■ Exercise task: Return each line that holds the word "人力资源成本预算管理制度".

Extracted records:
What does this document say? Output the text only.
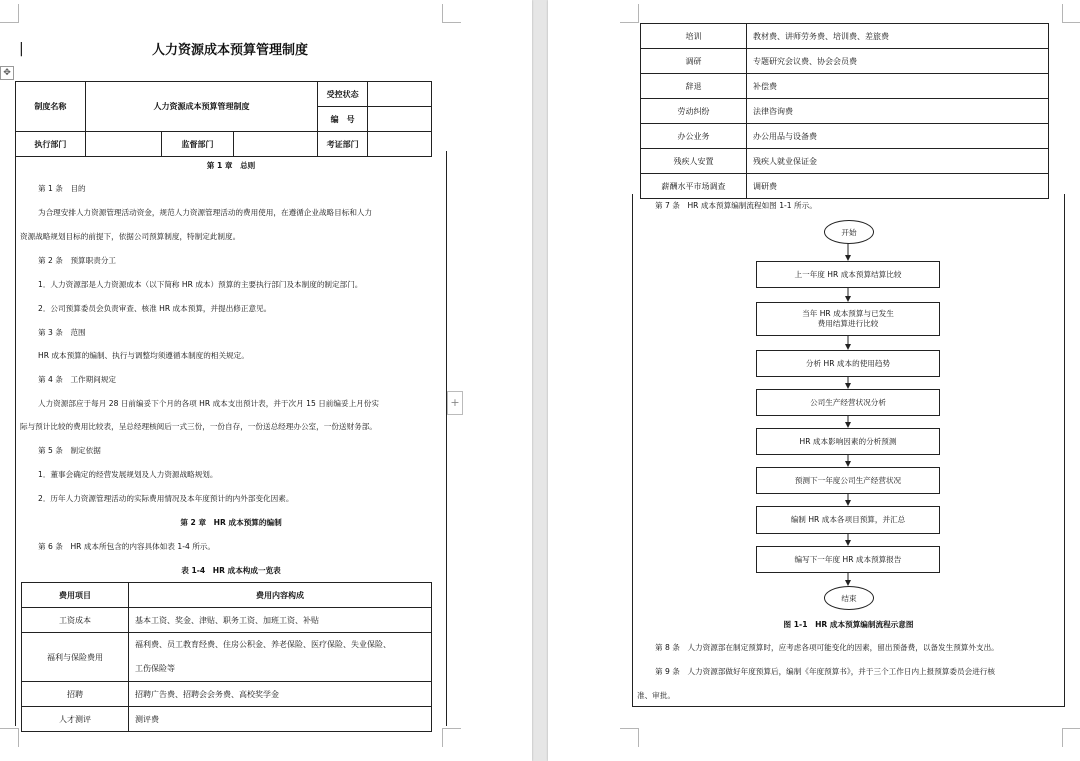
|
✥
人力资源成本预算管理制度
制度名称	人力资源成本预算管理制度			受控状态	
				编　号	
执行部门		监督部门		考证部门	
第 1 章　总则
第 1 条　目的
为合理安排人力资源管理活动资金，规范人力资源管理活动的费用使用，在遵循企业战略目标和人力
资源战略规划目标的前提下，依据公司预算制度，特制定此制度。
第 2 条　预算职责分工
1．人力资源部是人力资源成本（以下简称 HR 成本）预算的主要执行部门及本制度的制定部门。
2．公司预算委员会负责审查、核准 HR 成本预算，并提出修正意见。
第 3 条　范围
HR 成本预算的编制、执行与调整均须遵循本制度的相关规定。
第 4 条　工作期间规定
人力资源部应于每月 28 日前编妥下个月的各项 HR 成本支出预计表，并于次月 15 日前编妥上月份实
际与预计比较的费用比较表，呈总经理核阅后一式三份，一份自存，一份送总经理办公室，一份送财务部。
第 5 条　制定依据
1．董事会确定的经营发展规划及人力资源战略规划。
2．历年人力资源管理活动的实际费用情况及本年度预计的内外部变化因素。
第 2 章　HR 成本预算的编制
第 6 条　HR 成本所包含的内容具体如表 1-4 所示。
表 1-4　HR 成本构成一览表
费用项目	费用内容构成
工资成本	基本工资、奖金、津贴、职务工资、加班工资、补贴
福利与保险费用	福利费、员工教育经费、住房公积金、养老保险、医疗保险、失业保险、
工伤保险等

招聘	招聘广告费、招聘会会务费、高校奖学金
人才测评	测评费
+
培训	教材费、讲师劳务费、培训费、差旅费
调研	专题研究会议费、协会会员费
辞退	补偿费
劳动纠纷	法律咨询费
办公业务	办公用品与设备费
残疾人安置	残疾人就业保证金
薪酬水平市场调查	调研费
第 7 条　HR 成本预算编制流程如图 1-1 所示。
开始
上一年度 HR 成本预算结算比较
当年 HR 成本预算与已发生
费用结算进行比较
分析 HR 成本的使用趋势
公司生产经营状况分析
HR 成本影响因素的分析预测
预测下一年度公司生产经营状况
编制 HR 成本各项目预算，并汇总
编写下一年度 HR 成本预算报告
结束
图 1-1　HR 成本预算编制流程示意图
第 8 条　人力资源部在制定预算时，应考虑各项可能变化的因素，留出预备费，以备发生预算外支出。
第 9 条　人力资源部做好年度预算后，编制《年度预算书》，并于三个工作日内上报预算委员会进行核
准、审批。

==

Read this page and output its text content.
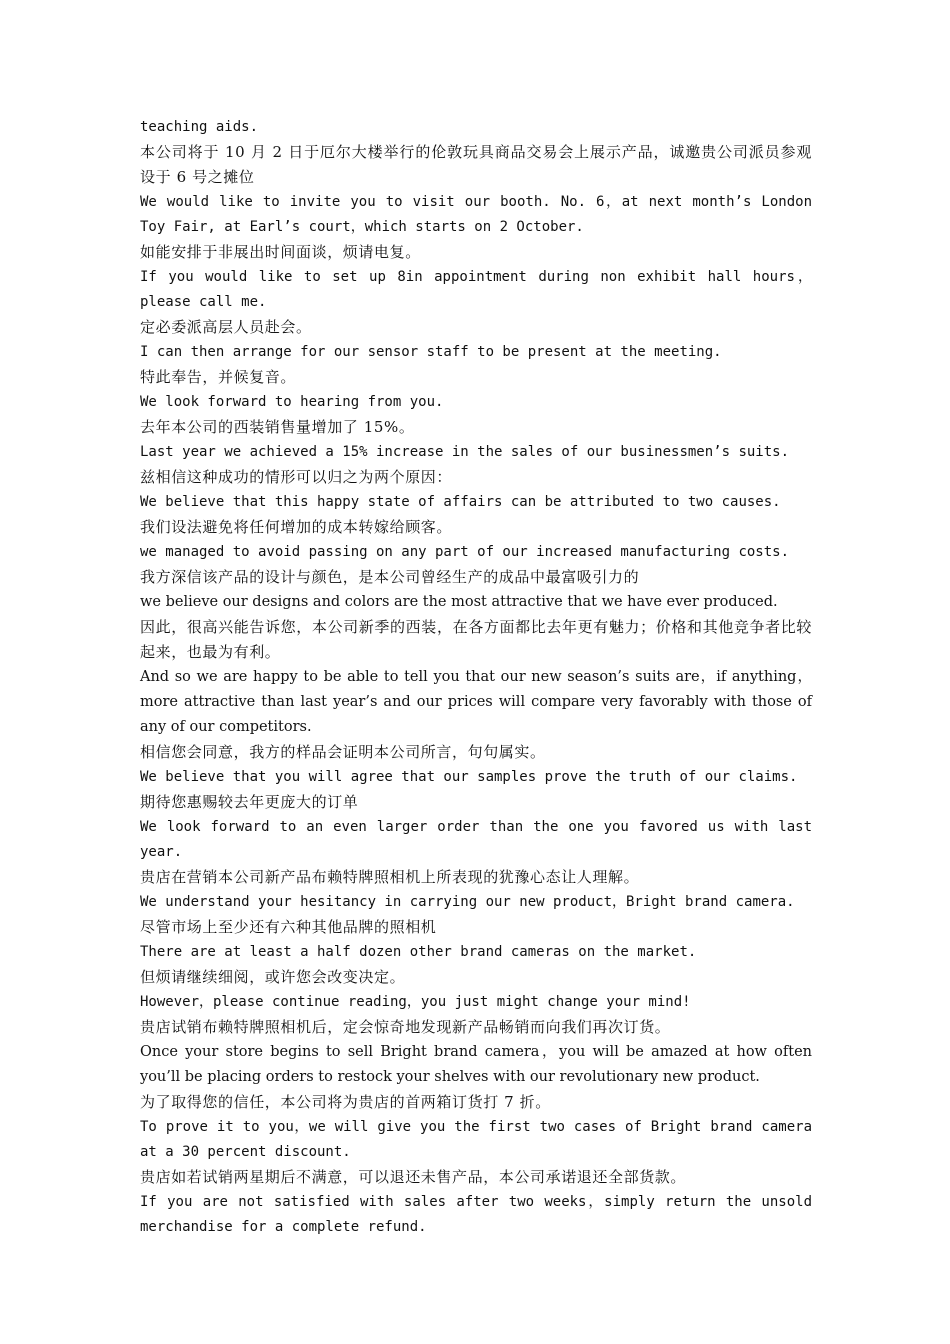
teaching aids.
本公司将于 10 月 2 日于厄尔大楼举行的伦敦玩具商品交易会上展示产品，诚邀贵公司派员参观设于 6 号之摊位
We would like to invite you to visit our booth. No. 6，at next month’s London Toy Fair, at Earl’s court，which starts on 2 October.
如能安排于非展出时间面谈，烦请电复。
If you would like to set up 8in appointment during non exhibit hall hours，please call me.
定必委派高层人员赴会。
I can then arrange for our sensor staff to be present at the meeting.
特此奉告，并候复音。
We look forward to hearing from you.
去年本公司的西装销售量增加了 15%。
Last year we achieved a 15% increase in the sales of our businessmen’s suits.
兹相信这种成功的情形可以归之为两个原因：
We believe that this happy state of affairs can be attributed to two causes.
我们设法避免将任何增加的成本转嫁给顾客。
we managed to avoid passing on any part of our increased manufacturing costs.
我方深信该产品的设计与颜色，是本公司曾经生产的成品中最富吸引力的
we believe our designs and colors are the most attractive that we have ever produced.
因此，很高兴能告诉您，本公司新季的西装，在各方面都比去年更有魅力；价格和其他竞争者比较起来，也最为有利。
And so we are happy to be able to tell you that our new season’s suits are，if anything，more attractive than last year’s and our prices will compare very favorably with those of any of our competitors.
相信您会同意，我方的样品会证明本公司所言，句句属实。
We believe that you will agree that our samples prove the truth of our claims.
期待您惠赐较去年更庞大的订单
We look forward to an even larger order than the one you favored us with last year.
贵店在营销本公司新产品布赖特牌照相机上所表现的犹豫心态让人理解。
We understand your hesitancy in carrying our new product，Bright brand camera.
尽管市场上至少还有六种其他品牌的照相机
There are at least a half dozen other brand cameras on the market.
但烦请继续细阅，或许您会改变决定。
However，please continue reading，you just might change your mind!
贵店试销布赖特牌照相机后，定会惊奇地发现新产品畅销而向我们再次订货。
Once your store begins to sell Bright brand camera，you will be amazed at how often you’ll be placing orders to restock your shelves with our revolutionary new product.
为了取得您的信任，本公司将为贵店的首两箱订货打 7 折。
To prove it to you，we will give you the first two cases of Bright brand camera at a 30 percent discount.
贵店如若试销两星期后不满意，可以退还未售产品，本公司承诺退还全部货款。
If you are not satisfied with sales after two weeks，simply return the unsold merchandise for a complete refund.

==

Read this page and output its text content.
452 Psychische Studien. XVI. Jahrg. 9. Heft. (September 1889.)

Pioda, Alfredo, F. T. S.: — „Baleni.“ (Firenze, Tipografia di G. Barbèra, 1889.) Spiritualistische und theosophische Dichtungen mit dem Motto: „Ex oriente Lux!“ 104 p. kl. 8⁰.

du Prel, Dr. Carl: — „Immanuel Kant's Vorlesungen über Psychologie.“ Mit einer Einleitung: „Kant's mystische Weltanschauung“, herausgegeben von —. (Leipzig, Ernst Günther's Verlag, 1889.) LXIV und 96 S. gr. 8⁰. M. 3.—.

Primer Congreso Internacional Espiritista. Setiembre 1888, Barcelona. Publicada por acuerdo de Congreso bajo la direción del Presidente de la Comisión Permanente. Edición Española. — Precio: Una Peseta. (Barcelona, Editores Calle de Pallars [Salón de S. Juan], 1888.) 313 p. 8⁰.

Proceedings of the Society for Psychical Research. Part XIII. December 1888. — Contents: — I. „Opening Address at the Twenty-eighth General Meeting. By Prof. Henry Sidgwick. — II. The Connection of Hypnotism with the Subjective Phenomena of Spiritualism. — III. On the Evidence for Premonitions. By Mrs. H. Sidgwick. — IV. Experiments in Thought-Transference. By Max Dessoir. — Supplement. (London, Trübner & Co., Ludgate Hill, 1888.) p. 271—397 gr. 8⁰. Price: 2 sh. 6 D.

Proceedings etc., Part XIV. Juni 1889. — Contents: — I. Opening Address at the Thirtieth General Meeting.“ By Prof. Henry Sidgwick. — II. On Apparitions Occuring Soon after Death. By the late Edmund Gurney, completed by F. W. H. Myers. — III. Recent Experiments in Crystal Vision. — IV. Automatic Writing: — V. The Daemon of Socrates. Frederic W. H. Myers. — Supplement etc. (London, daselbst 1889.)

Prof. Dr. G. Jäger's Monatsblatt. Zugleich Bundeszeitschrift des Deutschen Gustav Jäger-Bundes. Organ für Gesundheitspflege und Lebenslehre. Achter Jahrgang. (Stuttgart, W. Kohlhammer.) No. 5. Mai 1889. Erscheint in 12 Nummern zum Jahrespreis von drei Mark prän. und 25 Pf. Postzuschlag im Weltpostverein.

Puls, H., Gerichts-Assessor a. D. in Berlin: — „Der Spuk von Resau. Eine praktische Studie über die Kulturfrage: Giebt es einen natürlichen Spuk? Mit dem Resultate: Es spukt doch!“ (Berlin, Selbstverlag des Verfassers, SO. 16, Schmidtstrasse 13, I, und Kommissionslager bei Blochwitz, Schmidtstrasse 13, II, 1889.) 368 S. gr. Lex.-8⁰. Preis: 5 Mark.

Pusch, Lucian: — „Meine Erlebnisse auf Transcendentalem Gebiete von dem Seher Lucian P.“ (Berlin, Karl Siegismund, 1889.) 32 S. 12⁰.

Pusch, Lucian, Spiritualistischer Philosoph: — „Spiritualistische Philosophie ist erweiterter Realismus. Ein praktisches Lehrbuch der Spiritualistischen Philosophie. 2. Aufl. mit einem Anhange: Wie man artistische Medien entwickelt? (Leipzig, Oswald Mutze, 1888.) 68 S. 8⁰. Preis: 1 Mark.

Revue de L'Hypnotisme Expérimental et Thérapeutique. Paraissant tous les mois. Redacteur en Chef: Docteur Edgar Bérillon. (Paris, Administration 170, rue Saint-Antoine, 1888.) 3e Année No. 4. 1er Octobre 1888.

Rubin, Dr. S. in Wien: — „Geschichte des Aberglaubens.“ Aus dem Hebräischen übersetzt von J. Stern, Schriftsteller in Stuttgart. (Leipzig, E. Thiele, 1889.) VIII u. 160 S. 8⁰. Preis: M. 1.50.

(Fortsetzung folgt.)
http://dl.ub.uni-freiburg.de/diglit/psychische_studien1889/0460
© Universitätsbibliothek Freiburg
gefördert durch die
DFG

■ Correct answer:
人力资源成本预算管理制度
制度名称	人力资源成本预算管理制度			受控状态	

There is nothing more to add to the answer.